>>>

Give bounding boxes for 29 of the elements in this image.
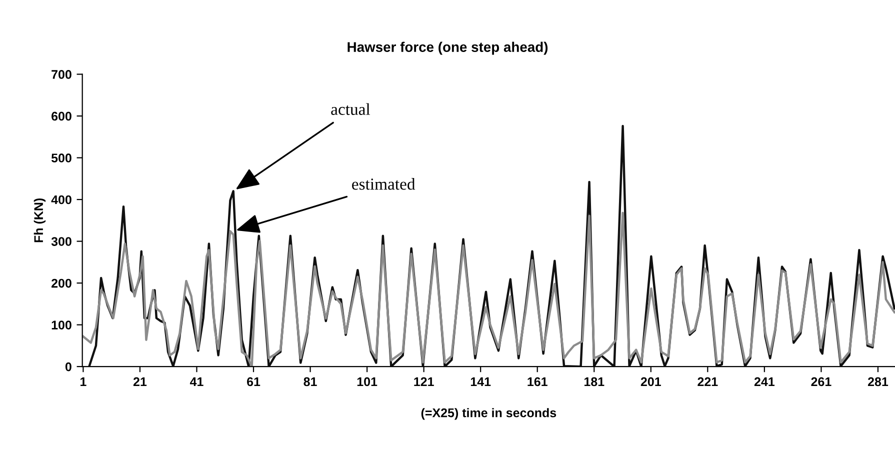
- y-tick-label: 700: [52, 70, 72, 79]
- annotation: estimated: [352, 178, 416, 190]
- line-series: [88, 124, 895, 367]
- x-tick-label: 221: [698, 377, 718, 386]
- y-tick-label: 400: [51, 195, 72, 204]
- x-tick-label: 161: [528, 377, 548, 386]
- y-tick-label: 600: [52, 112, 72, 121]
- y-tick-label: 200: [52, 278, 72, 288]
- x-tick-label: 1: [80, 377, 86, 386]
- y-tick-label: 300: [51, 237, 72, 246]
- y-tick-label: 0: [65, 362, 72, 372]
- x-tick-label: 261: [811, 377, 832, 386]
- chart-title: Hawser force (one step ahead): [348, 42, 548, 55]
- x-axis-title: (=X25) time in seconds: [421, 408, 556, 420]
- y-tick-label: 500: [51, 154, 72, 162]
- x-tick-label: 201: [640, 377, 661, 386]
- x-tick-label: 101: [357, 377, 378, 386]
- x-tick-label: 141: [470, 377, 491, 386]
- x-tick-label: 81: [304, 377, 317, 386]
- y-axis-title: Fh (KN): [34, 198, 46, 242]
- annotation: actual: [331, 103, 370, 115]
- x-tick-label: 181: [584, 377, 604, 386]
- x-tick-label: 61: [247, 377, 260, 386]
- y-tick-label: 100: [52, 320, 72, 330]
- x-tick-label: 121: [414, 377, 434, 386]
- x-tick-label: 281: [868, 377, 888, 386]
- x-tick-label: 241: [754, 377, 775, 386]
- x-tick-label: 21: [133, 377, 147, 386]
- x-tick-label: 41: [190, 377, 204, 386]
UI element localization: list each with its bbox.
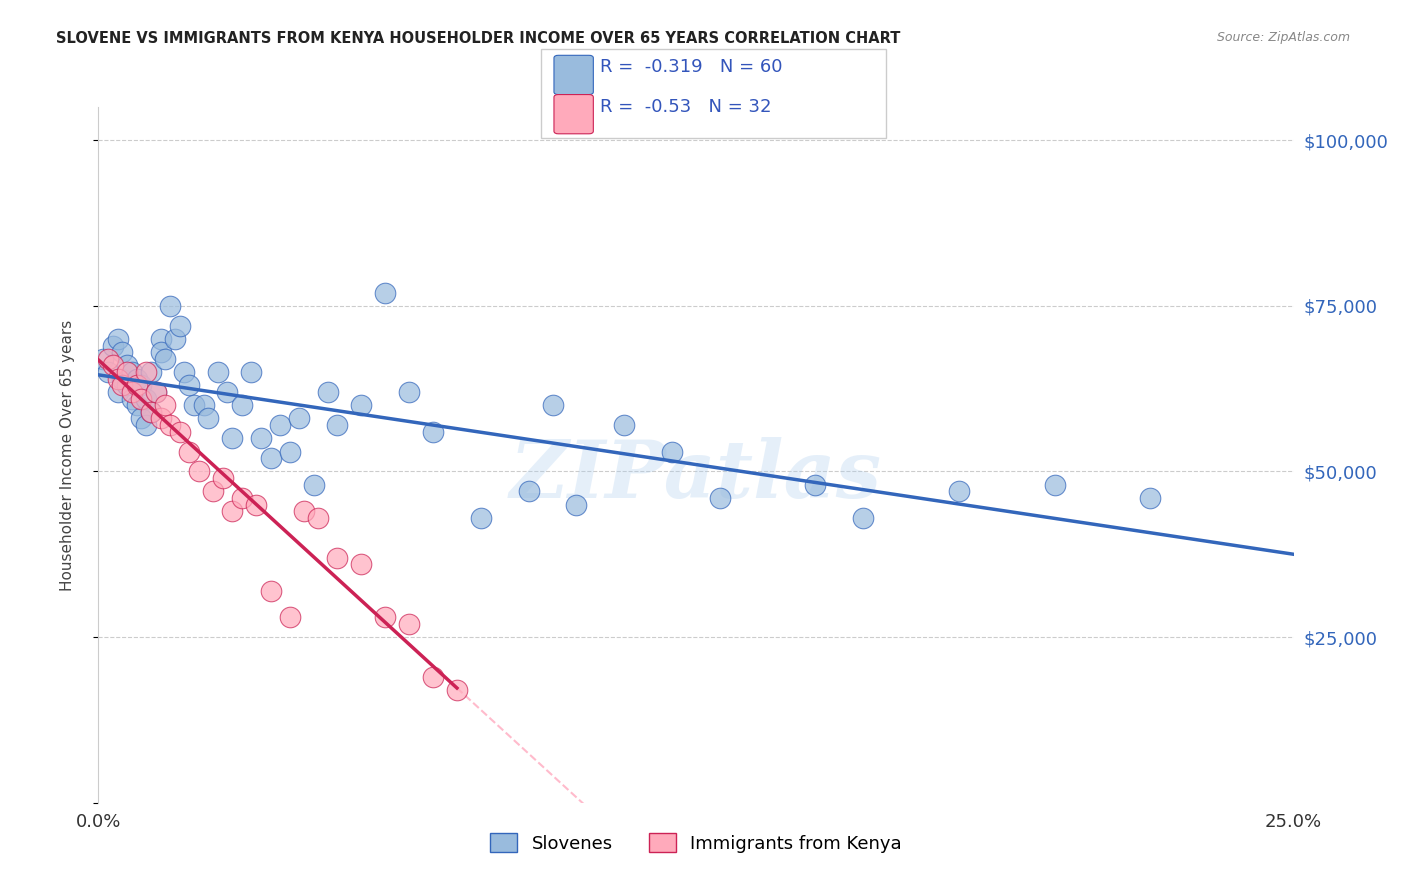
- Point: [121, 365, 143, 379]
- Point: [709, 491, 731, 505]
- Point: [101, 338, 124, 352]
- Point: [159, 299, 181, 313]
- Point: [350, 558, 373, 572]
- Point: [231, 398, 253, 412]
- Text: SLOVENE VS IMMIGRANTS FROM KENYA HOUSEHOLDER INCOME OVER 65 YEARS CORRELATION CH: SLOVENE VS IMMIGRANTS FROM KENYA HOUSEHO…: [56, 31, 901, 46]
- Point: [111, 372, 134, 386]
- Point: [326, 550, 349, 565]
- Point: [173, 365, 195, 379]
- Point: [613, 418, 636, 433]
- Point: [517, 484, 540, 499]
- Point: [422, 425, 444, 439]
- Point: [135, 392, 157, 406]
- Point: [131, 378, 153, 392]
- Point: [217, 384, 239, 399]
- Point: [302, 477, 325, 491]
- Point: [221, 504, 243, 518]
- Point: [107, 332, 129, 346]
- Point: [131, 392, 153, 406]
- Text: Source: ZipAtlas.com: Source: ZipAtlas.com: [1216, 31, 1350, 45]
- Point: [91, 351, 114, 366]
- Point: [211, 471, 233, 485]
- Point: [207, 365, 229, 379]
- Point: [422, 670, 444, 684]
- Point: [288, 411, 311, 425]
- Point: [852, 511, 875, 525]
- Point: [135, 365, 157, 379]
- Point: [149, 332, 172, 346]
- Y-axis label: Householder Income Over 65 years: Householder Income Over 65 years: [60, 319, 75, 591]
- Point: [135, 418, 157, 433]
- Point: [948, 484, 970, 499]
- Point: [101, 359, 124, 373]
- Text: ZIPatlas: ZIPatlas: [510, 437, 882, 515]
- Point: [661, 444, 683, 458]
- Point: [197, 411, 219, 425]
- Point: [97, 365, 120, 379]
- Point: [115, 378, 138, 392]
- Point: [259, 451, 281, 466]
- Point: [804, 477, 827, 491]
- Point: [115, 365, 138, 379]
- Text: R =  -0.319   N = 60: R = -0.319 N = 60: [600, 58, 783, 76]
- Point: [149, 411, 172, 425]
- Point: [350, 398, 373, 412]
- Point: [155, 398, 177, 412]
- Point: [307, 511, 329, 525]
- Point: [1139, 491, 1161, 505]
- Point: [374, 610, 396, 624]
- Point: [541, 398, 564, 412]
- Point: [398, 384, 420, 399]
- Point: [107, 372, 129, 386]
- Point: [278, 610, 301, 624]
- Point: [121, 392, 143, 406]
- Point: [179, 378, 201, 392]
- Point: [259, 583, 281, 598]
- Point: [240, 365, 263, 379]
- Point: [125, 378, 148, 392]
- Text: R =  -0.53   N = 32: R = -0.53 N = 32: [600, 98, 772, 116]
- Point: [155, 351, 177, 366]
- Point: [97, 351, 120, 366]
- Point: [245, 498, 267, 512]
- Point: [149, 345, 172, 359]
- Point: [139, 405, 162, 419]
- Point: [1043, 477, 1066, 491]
- Point: [316, 384, 339, 399]
- Point: [202, 484, 225, 499]
- Point: [159, 418, 181, 433]
- Point: [111, 378, 134, 392]
- Point: [145, 384, 167, 399]
- Point: [446, 683, 468, 698]
- Legend: Slovenes, Immigrants from Kenya: Slovenes, Immigrants from Kenya: [482, 826, 910, 860]
- Point: [374, 285, 396, 300]
- Point: [269, 418, 291, 433]
- Point: [179, 444, 201, 458]
- Point: [139, 365, 162, 379]
- Point: [231, 491, 253, 505]
- Point: [111, 345, 134, 359]
- Point: [169, 318, 191, 333]
- Point: [398, 616, 420, 631]
- Point: [115, 359, 138, 373]
- Point: [131, 411, 153, 425]
- Point: [221, 431, 243, 445]
- Point: [278, 444, 301, 458]
- Point: [470, 511, 492, 525]
- Point: [183, 398, 205, 412]
- Point: [169, 425, 191, 439]
- Point: [145, 384, 167, 399]
- Point: [565, 498, 588, 512]
- Point: [125, 372, 148, 386]
- Point: [139, 405, 162, 419]
- Point: [125, 398, 148, 412]
- Point: [193, 398, 215, 412]
- Point: [250, 431, 273, 445]
- Point: [163, 332, 186, 346]
- Point: [187, 465, 209, 479]
- Point: [326, 418, 349, 433]
- Point: [121, 384, 143, 399]
- Point: [292, 504, 315, 518]
- Point: [107, 384, 129, 399]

<<<

Your objective:
Output the records between the line holding "- y-tick-label: 700: [52, 70, 72, 79]" and the line holding "- x-tick-label: 121: [414, 377, 434, 386]", inclusive, as a Markdown table with the columns Row and Entry, numbering each line and leaving out blank lines.

Finished answer:
| Row | Entry |
|---|---|
| 1 | - y-tick-label: 700: [52, 70, 72, 79] |
| 2 | - annotation: estimated: [352, 178, 416, 190] |
| 3 | - line-series: [88, 124, 895, 367] |
| 4 | - x-tick-label: 221: [698, 377, 718, 386] |
| 5 | - y-tick-label: 400: [51, 195, 72, 204] |
| 6 | - x-tick-label: 161: [528, 377, 548, 386] |
| 7 | - y-tick-label: 600: [52, 112, 72, 121] |
| 8 | - y-tick-label: 200: [52, 278, 72, 288] |
| 9 | - x-tick-label: 1: [80, 377, 86, 386] |
| 10 | - y-tick-label: 300: [51, 237, 72, 246] |
| 11 | - y-tick-label: 0: [65, 362, 72, 372] |
| 12 | - x-tick-label: 261: [811, 377, 832, 386] |
| 13 | - chart-title: Hawser force (one step ahead): [348, 42, 548, 55] |
| 14 | - x-axis-title: (=X25) time in seconds: [421, 408, 556, 420] |
| 15 | - y-tick-label: 500: [51, 154, 72, 162] |
| 16 | - x-tick-label: 201: [640, 377, 661, 386] |
| 17 | - x-tick-label: 101: [357, 377, 378, 386] |
| 18 | - x-tick-label: 141: [470, 377, 491, 386] |
| 19 | - x-tick-label: 81: [304, 377, 317, 386] |
| 20 | - y-axis-title: Fh (KN): [34, 198, 46, 242] |
| 21 | - annotation: actual: [331, 103, 370, 115] |
| 22 | - x-tick-label: 181: [584, 377, 604, 386] |
| 23 | - x-tick-label: 61: [247, 377, 260, 386] |
| 24 | - y-tick-label: 100: [52, 320, 72, 330] |
| 25 | - x-tick-label: 121: [414, 377, 434, 386] |